*Written task*. Scan the lines below for the word "Concave". Copy each line you find it in.

-- begin Data to use --

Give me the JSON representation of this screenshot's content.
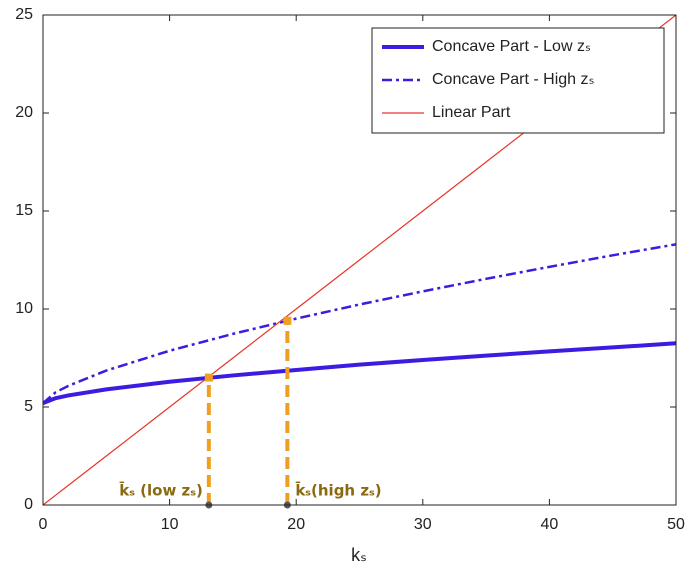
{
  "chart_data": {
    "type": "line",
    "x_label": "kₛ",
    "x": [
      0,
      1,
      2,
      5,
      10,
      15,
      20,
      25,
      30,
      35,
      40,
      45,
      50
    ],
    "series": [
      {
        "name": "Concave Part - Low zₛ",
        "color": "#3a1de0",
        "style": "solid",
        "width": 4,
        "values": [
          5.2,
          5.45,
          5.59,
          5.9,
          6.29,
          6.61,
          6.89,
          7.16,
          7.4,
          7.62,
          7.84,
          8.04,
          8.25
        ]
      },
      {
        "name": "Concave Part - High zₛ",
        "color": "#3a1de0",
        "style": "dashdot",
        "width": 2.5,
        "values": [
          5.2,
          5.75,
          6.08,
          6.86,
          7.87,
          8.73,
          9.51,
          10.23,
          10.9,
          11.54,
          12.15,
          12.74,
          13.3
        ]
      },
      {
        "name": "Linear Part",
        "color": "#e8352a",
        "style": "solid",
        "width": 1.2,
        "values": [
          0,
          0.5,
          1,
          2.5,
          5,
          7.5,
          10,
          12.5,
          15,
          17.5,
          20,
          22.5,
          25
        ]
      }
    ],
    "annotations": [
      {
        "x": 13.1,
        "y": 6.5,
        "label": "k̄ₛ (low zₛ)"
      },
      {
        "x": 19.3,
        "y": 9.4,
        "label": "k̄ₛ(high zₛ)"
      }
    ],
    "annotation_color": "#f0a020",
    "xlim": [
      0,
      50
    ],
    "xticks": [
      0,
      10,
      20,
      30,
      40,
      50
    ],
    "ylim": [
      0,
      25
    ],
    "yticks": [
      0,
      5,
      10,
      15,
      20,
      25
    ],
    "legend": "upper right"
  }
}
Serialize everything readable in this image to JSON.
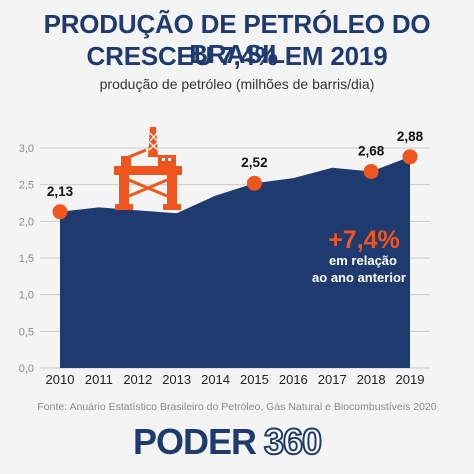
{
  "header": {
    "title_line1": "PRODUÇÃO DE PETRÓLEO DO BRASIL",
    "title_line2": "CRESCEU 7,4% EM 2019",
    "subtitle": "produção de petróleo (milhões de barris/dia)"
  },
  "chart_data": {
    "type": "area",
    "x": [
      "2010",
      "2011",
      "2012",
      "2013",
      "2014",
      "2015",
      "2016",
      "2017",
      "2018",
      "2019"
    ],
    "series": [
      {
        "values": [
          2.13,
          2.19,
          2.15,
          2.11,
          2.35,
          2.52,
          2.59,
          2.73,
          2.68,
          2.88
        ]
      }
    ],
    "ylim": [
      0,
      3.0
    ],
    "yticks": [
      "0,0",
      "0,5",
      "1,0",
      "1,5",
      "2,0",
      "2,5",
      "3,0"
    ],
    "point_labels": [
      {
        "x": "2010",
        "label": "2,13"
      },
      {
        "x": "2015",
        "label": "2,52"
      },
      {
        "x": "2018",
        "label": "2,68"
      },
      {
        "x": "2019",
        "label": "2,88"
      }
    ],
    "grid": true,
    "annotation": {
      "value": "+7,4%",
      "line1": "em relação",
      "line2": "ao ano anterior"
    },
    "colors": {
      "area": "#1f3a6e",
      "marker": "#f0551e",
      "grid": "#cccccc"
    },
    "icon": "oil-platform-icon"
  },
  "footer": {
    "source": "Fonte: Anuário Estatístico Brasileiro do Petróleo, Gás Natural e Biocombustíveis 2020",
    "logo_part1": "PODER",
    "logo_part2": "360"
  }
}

-- end Data to use --

*Reply*.
        "name": "Concave Part - Low zₛ",
        "name": "Concave Part - High zₛ",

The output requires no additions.